━━━ Input ━━━
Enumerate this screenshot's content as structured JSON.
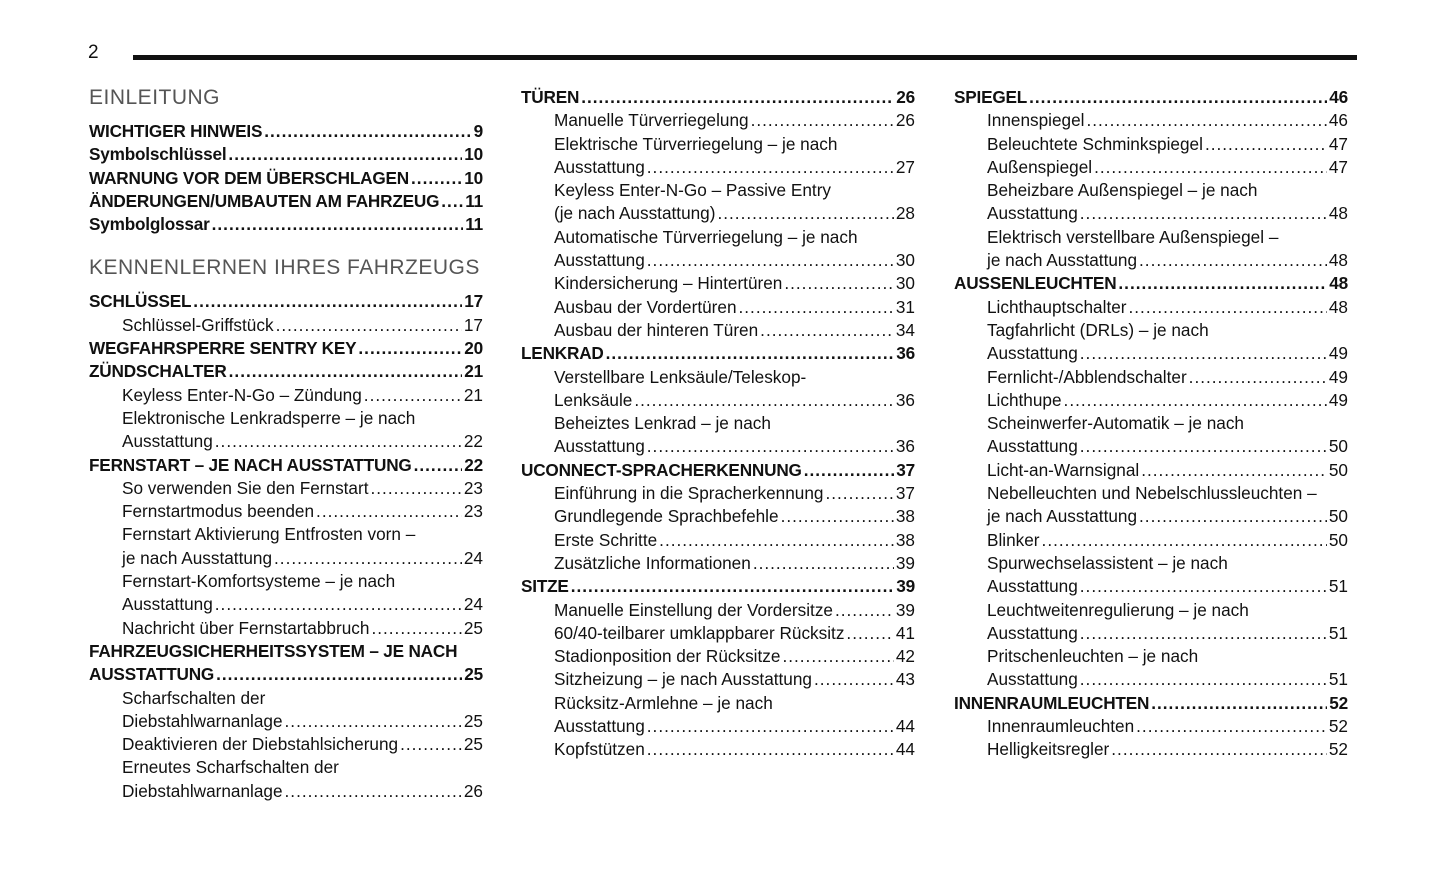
{
  "page_number": "2",
  "columns": [
    [
      {
        "type": "section",
        "text": "EINLEITUNG"
      },
      {
        "level": 1,
        "lines": [
          "WICHTIGER HINWEIS"
        ],
        "page": "9"
      },
      {
        "level": 1,
        "lines": [
          "Symbolschlüssel"
        ],
        "page": "10"
      },
      {
        "level": 1,
        "lines": [
          "WARNUNG VOR DEM ÜBERSCHLAGEN"
        ],
        "page": "10"
      },
      {
        "level": 1,
        "lines": [
          "ÄNDERUNGEN/UMBAUTEN AM FAHRZEUG"
        ],
        "page": "11"
      },
      {
        "level": 1,
        "lines": [
          "Symbolglossar"
        ],
        "page": "11"
      },
      {
        "type": "section",
        "text": "KENNENLERNEN IHRES FAHRZEUGS"
      },
      {
        "level": 1,
        "lines": [
          "SCHLÜSSEL"
        ],
        "page": "17"
      },
      {
        "level": 2,
        "lines": [
          "Schlüssel-Griffstück"
        ],
        "page": "17"
      },
      {
        "level": 1,
        "lines": [
          "WEGFAHRSPERRE SENTRY KEY"
        ],
        "page": "20"
      },
      {
        "level": 1,
        "lines": [
          "ZÜNDSCHALTER"
        ],
        "page": "21"
      },
      {
        "level": 2,
        "lines": [
          "Keyless Enter-N-Go – Zündung"
        ],
        "page": "21"
      },
      {
        "level": 2,
        "lines": [
          "Elektronische Lenkradsperre – je nach",
          "Ausstattung"
        ],
        "page": "22"
      },
      {
        "level": 1,
        "lines": [
          "FERNSTART – JE NACH AUSSTATTUNG"
        ],
        "page": "22"
      },
      {
        "level": 2,
        "lines": [
          "So verwenden Sie den Fernstart"
        ],
        "page": "23"
      },
      {
        "level": 2,
        "lines": [
          "Fernstartmodus beenden"
        ],
        "page": "23"
      },
      {
        "level": 2,
        "lines": [
          "Fernstart Aktivierung Entfrosten vorn –",
          "je nach Ausstattung"
        ],
        "page": "24"
      },
      {
        "level": 2,
        "lines": [
          "Fernstart-Komfortsysteme – je nach",
          "Ausstattung"
        ],
        "page": "24"
      },
      {
        "level": 2,
        "lines": [
          "Nachricht über Fernstartabbruch"
        ],
        "page": "25"
      },
      {
        "level": 1,
        "lines": [
          "FAHRZEUGSICHERHEITSSYSTEM – JE NACH",
          "AUSSTATTUNG"
        ],
        "page": "25"
      },
      {
        "level": 2,
        "lines": [
          "Scharfschalten der",
          "Diebstahlwarnanlage"
        ],
        "page": "25"
      },
      {
        "level": 2,
        "lines": [
          "Deaktivieren der Diebstahlsicherung"
        ],
        "page": "25"
      },
      {
        "level": 2,
        "lines": [
          "Erneutes Scharfschalten der",
          "Diebstahlwarnanlage"
        ],
        "page": "26"
      }
    ],
    [
      {
        "level": 1,
        "lines": [
          "TÜREN"
        ],
        "page": "26"
      },
      {
        "level": 2,
        "lines": [
          "Manuelle Türverriegelung"
        ],
        "page": "26"
      },
      {
        "level": 2,
        "lines": [
          "Elektrische Türverriegelung – je nach",
          "Ausstattung"
        ],
        "page": "27"
      },
      {
        "level": 2,
        "lines": [
          "Keyless Enter-N-Go – Passive Entry",
          "(je nach Ausstattung)"
        ],
        "page": "28"
      },
      {
        "level": 2,
        "lines": [
          "Automatische Türverriegelung – je nach",
          "Ausstattung"
        ],
        "page": "30"
      },
      {
        "level": 2,
        "lines": [
          "Kindersicherung – Hintertüren"
        ],
        "page": "30"
      },
      {
        "level": 2,
        "lines": [
          "Ausbau der Vordertüren"
        ],
        "page": "31"
      },
      {
        "level": 2,
        "lines": [
          "Ausbau der hinteren Türen"
        ],
        "page": "34"
      },
      {
        "level": 1,
        "lines": [
          "LENKRAD"
        ],
        "page": "36"
      },
      {
        "level": 2,
        "lines": [
          "Verstellbare Lenksäule/Teleskop-",
          "Lenksäule"
        ],
        "page": "36"
      },
      {
        "level": 2,
        "lines": [
          "Beheiztes Lenkrad – je nach",
          "Ausstattung"
        ],
        "page": "36"
      },
      {
        "level": 1,
        "lines": [
          "UCONNECT-SPRACHERKENNUNG"
        ],
        "page": "37"
      },
      {
        "level": 2,
        "lines": [
          "Einführung in die Spracherkennung"
        ],
        "page": "37"
      },
      {
        "level": 2,
        "lines": [
          "Grundlegende Sprachbefehle"
        ],
        "page": "38"
      },
      {
        "level": 2,
        "lines": [
          "Erste Schritte"
        ],
        "page": "38"
      },
      {
        "level": 2,
        "lines": [
          "Zusätzliche Informationen"
        ],
        "page": "39"
      },
      {
        "level": 1,
        "lines": [
          "SITZE"
        ],
        "page": "39"
      },
      {
        "level": 2,
        "lines": [
          "Manuelle Einstellung der Vordersitze"
        ],
        "page": "39"
      },
      {
        "level": 2,
        "lines": [
          "60/40-teilbarer umklappbarer Rücksitz"
        ],
        "page": "41"
      },
      {
        "level": 2,
        "lines": [
          "Stadionposition der Rücksitze"
        ],
        "page": "42"
      },
      {
        "level": 2,
        "lines": [
          "Sitzheizung – je nach Ausstattung"
        ],
        "page": "43"
      },
      {
        "level": 2,
        "lines": [
          "Rücksitz-Armlehne – je nach",
          "Ausstattung"
        ],
        "page": "44"
      },
      {
        "level": 2,
        "lines": [
          "Kopfstützen"
        ],
        "page": "44"
      }
    ],
    [
      {
        "level": 1,
        "lines": [
          "SPIEGEL"
        ],
        "page": "46"
      },
      {
        "level": 2,
        "lines": [
          "Innenspiegel"
        ],
        "page": "46"
      },
      {
        "level": 2,
        "lines": [
          "Beleuchtete Schminkspiegel"
        ],
        "page": "47"
      },
      {
        "level": 2,
        "lines": [
          "Außenspiegel"
        ],
        "page": "47"
      },
      {
        "level": 2,
        "lines": [
          "Beheizbare Außenspiegel – je nach",
          "Ausstattung"
        ],
        "page": "48"
      },
      {
        "level": 2,
        "lines": [
          "Elektrisch verstellbare Außenspiegel –",
          "je nach Ausstattung"
        ],
        "page": "48"
      },
      {
        "level": 1,
        "lines": [
          "AUSSENLEUCHTEN"
        ],
        "page": "48"
      },
      {
        "level": 2,
        "lines": [
          "Lichthauptschalter"
        ],
        "page": "48"
      },
      {
        "level": 2,
        "lines": [
          "Tagfahrlicht (DRLs) – je nach",
          "Ausstattung"
        ],
        "page": "49"
      },
      {
        "level": 2,
        "lines": [
          "Fernlicht-/Abblendschalter"
        ],
        "page": "49"
      },
      {
        "level": 2,
        "lines": [
          "Lichthupe"
        ],
        "page": "49"
      },
      {
        "level": 2,
        "lines": [
          "Scheinwerfer-Automatik – je nach",
          "Ausstattung"
        ],
        "page": "50"
      },
      {
        "level": 2,
        "lines": [
          "Licht-an-Warnsignal"
        ],
        "page": "50"
      },
      {
        "level": 2,
        "lines": [
          "Nebelleuchten und Nebelschlussleuchten –",
          "je nach Ausstattung"
        ],
        "page": "50"
      },
      {
        "level": 2,
        "lines": [
          "Blinker"
        ],
        "page": "50"
      },
      {
        "level": 2,
        "lines": [
          "Spurwechselassistent – je nach",
          "Ausstattung"
        ],
        "page": "51"
      },
      {
        "level": 2,
        "lines": [
          "Leuchtweitenregulierung – je nach",
          "Ausstattung"
        ],
        "page": "51"
      },
      {
        "level": 2,
        "lines": [
          "Pritschenleuchten – je nach",
          "Ausstattung"
        ],
        "page": "51"
      },
      {
        "level": 1,
        "lines": [
          "INNENRAUMLEUCHTEN"
        ],
        "page": "52"
      },
      {
        "level": 2,
        "lines": [
          "Innenraumleuchten"
        ],
        "page": "52"
      },
      {
        "level": 2,
        "lines": [
          "Helligkeitsregler"
        ],
        "page": "52"
      }
    ]
  ]
}
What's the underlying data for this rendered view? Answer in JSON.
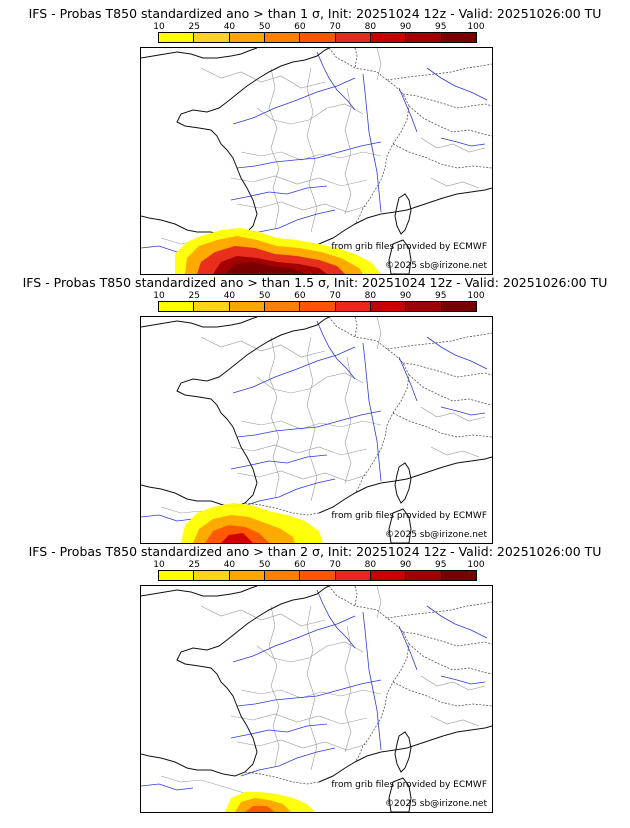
{
  "palette": [
    "#ffff00",
    "#ffd21e",
    "#ffa500",
    "#ff7f00",
    "#ff5500",
    "#e6281e",
    "#c80000",
    "#a00000",
    "#780000"
  ],
  "colorbar_ticks": [
    "10",
    "25",
    "40",
    "50",
    "60",
    "70",
    "80",
    "90",
    "95",
    "100"
  ],
  "credit_grib": "from grib files provided by ECMWF",
  "credit_site": "©2025 sb@irizone.net",
  "panels": [
    {
      "title": "IFS - Probas T850  standardized ano > than 1 σ, Init: 20251024 12z - Valid: 20251026:00 TU",
      "intensity": 1.0
    },
    {
      "title": "IFS - Probas T850  standardized ano > than 1.5 σ, Init: 20251024 12z - Valid: 20251026:00 TU",
      "intensity": 0.62
    },
    {
      "title": "IFS - Probas T850  standardized ano > than 2 σ, Init: 20251024 12z - Valid: 20251026:00 TU",
      "intensity": 0.35
    }
  ]
}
━━━
* Exercise goal
Show every line above in which the word "Keyless" occurs.

* Solution for this problem
          "Keyless Enter-N-Go – Zündung"
          "Keyless Enter-N-Go – Passive Entry",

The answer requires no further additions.